§ What you are asked to do: Reproduce the lines of the listing below verbatim, from its first line through the line containing "clipped-headline: This is", including both ends.

Data listing

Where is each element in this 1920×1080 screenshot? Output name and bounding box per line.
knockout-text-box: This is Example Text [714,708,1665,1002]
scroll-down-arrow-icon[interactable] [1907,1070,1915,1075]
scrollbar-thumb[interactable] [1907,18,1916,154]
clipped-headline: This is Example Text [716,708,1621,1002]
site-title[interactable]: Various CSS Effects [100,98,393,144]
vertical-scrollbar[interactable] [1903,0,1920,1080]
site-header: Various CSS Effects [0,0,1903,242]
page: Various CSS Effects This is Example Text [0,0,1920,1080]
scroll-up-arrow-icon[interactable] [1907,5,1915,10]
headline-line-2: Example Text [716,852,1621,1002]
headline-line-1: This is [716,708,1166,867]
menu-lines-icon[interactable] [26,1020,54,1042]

§ Task response:
Where is each element in this 1920×1080 screenshot? Output name and bounding box per line.
knockout-text-box: This is Example Text [714,708,1665,1002]
scroll-down-arrow-icon[interactable] [1907,1070,1915,1075]
scrollbar-thumb[interactable] [1907,18,1916,154]
clipped-headline: This is Example Text [716,708,1621,1002]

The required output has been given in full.